* Task prompt:
Where a line of the material contains the string "JSON", copy that line.

** Begin Records for the task **

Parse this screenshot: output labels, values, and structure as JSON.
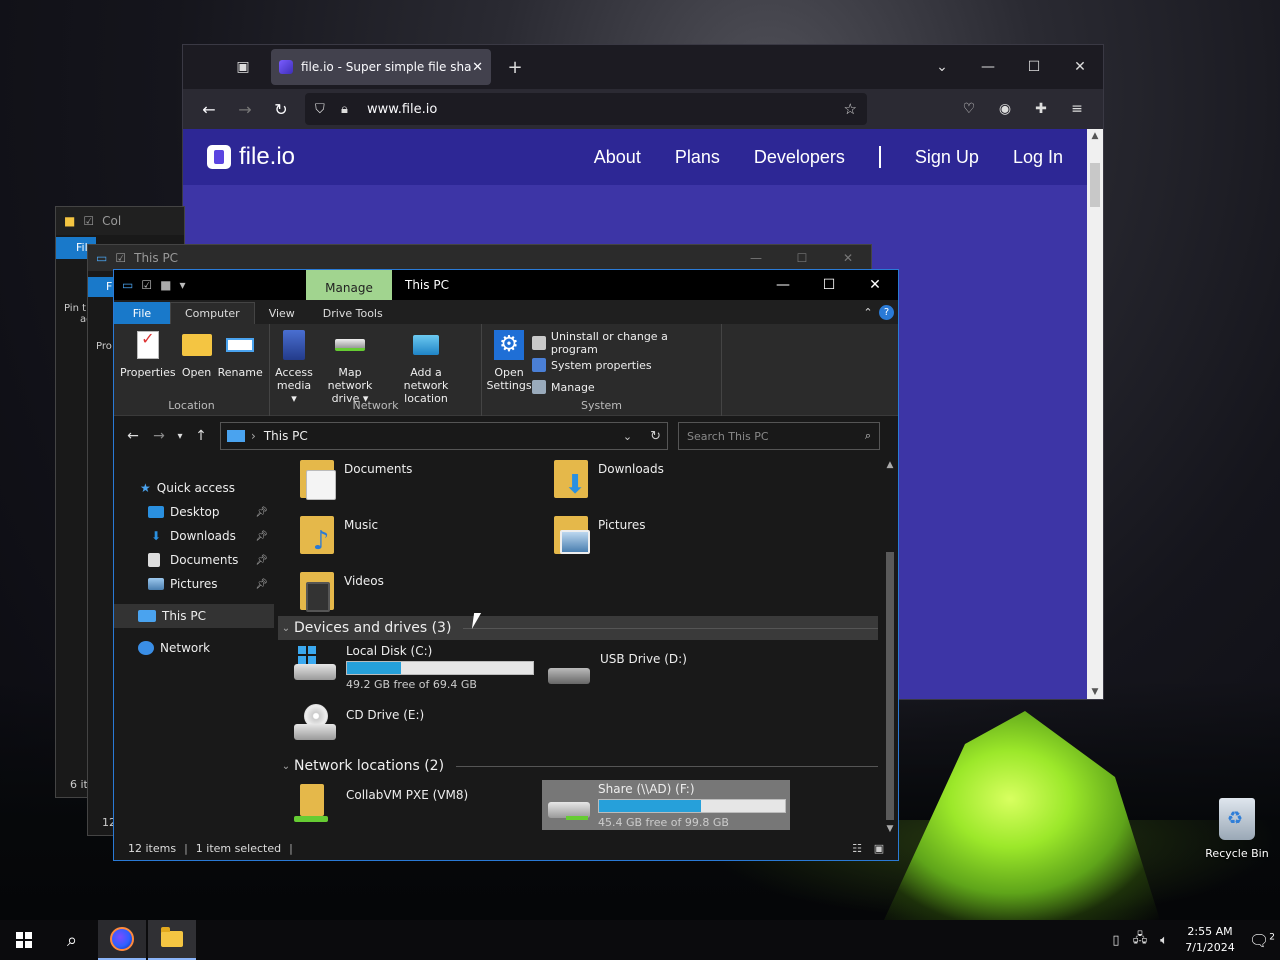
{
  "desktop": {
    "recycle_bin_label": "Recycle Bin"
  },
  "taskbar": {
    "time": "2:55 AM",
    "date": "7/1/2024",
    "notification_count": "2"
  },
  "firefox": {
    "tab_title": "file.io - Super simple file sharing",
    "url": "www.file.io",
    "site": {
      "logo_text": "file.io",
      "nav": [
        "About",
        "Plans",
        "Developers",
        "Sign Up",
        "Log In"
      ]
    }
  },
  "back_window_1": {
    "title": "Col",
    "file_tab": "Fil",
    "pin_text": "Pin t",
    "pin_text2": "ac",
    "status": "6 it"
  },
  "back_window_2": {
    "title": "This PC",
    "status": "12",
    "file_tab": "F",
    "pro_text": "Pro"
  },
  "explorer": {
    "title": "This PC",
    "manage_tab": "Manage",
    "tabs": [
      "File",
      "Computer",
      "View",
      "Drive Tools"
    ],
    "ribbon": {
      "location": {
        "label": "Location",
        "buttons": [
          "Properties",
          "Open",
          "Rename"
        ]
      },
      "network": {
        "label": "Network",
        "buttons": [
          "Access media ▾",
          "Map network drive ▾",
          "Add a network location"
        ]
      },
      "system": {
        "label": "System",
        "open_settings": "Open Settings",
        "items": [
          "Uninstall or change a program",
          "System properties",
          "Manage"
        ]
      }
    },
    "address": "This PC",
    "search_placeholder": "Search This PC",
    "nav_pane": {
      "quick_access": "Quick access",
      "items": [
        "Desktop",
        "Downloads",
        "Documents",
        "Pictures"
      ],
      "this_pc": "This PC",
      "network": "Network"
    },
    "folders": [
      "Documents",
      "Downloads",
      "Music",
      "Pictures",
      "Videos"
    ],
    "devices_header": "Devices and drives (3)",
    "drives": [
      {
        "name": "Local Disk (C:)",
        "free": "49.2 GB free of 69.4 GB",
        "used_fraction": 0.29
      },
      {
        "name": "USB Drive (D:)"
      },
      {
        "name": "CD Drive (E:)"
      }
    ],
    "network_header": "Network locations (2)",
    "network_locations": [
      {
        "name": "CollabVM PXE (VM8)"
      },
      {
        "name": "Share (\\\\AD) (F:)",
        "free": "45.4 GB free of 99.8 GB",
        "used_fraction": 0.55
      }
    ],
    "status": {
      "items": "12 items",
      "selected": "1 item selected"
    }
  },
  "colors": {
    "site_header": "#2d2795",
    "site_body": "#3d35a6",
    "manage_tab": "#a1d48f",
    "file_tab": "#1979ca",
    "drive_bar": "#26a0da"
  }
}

** End Records for the task **
** Begin Records for the task **

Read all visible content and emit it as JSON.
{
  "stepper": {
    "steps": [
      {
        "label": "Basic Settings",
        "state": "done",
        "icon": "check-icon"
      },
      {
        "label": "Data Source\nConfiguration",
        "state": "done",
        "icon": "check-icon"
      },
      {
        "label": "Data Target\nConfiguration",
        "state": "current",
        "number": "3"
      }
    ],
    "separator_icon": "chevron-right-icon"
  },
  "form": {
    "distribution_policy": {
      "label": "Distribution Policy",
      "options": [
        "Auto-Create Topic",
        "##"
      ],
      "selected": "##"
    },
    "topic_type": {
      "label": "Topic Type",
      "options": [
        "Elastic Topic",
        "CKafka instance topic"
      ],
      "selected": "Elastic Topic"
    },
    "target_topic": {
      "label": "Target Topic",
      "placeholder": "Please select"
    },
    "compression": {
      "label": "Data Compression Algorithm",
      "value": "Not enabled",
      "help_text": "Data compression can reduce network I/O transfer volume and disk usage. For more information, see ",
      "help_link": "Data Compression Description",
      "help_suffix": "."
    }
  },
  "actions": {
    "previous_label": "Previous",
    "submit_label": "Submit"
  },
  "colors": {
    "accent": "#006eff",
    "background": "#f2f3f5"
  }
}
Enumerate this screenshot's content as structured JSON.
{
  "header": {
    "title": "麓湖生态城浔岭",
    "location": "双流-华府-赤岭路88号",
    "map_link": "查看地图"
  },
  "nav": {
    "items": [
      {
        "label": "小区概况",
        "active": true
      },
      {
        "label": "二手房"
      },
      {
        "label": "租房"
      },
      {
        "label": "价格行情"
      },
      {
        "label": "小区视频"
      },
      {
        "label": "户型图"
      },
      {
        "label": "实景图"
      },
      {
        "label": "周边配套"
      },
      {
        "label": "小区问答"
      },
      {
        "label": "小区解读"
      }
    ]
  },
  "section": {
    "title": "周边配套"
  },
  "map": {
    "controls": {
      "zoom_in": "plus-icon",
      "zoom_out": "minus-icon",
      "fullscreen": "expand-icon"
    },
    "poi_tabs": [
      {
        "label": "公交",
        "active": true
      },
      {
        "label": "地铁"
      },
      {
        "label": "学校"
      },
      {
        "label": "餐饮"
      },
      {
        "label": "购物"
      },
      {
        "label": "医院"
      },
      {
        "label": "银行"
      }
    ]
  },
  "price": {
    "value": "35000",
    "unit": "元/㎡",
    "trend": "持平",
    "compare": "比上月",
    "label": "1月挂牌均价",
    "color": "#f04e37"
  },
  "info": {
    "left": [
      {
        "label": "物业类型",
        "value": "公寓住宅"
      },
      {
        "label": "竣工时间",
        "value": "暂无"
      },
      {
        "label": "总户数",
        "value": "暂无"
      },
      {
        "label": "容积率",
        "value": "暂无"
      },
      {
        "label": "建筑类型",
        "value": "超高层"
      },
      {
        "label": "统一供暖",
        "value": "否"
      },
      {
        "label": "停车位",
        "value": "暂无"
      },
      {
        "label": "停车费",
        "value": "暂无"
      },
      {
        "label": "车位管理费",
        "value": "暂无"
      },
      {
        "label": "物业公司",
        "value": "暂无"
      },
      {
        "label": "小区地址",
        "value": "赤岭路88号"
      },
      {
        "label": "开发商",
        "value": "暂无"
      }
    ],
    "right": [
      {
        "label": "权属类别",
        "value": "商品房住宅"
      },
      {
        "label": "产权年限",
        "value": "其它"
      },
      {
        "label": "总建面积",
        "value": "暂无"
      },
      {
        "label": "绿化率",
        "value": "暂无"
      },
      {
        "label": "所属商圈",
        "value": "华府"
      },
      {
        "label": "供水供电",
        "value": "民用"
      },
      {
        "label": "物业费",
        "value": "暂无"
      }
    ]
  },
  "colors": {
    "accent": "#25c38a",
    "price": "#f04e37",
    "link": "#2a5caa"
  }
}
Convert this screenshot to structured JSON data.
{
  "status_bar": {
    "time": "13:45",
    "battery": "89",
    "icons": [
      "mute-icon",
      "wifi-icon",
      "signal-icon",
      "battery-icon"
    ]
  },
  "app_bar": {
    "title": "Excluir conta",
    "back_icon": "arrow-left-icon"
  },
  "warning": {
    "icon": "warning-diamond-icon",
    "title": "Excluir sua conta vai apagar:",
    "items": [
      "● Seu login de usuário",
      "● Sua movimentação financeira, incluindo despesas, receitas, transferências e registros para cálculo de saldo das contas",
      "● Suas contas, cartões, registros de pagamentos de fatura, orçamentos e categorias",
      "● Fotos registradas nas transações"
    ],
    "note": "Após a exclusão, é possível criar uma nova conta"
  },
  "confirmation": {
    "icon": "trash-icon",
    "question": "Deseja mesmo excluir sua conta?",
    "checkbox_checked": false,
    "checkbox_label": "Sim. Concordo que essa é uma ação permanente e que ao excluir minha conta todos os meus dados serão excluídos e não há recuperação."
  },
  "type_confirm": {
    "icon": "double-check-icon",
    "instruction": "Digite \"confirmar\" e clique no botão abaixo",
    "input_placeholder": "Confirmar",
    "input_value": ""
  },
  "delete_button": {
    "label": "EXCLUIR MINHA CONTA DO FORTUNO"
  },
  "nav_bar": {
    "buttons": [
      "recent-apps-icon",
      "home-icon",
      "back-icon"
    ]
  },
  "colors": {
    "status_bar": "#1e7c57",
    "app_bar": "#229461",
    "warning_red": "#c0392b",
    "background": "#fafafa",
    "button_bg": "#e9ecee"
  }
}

** End Records for the task **

* Solution to this exercise:
Parse this screenshot: output labels, values, and structure as JSON.
Read all visible content and emit it as JSON.
Enumerate this screenshot's content as structured JSON.
Convert this screenshot to structured JSON data.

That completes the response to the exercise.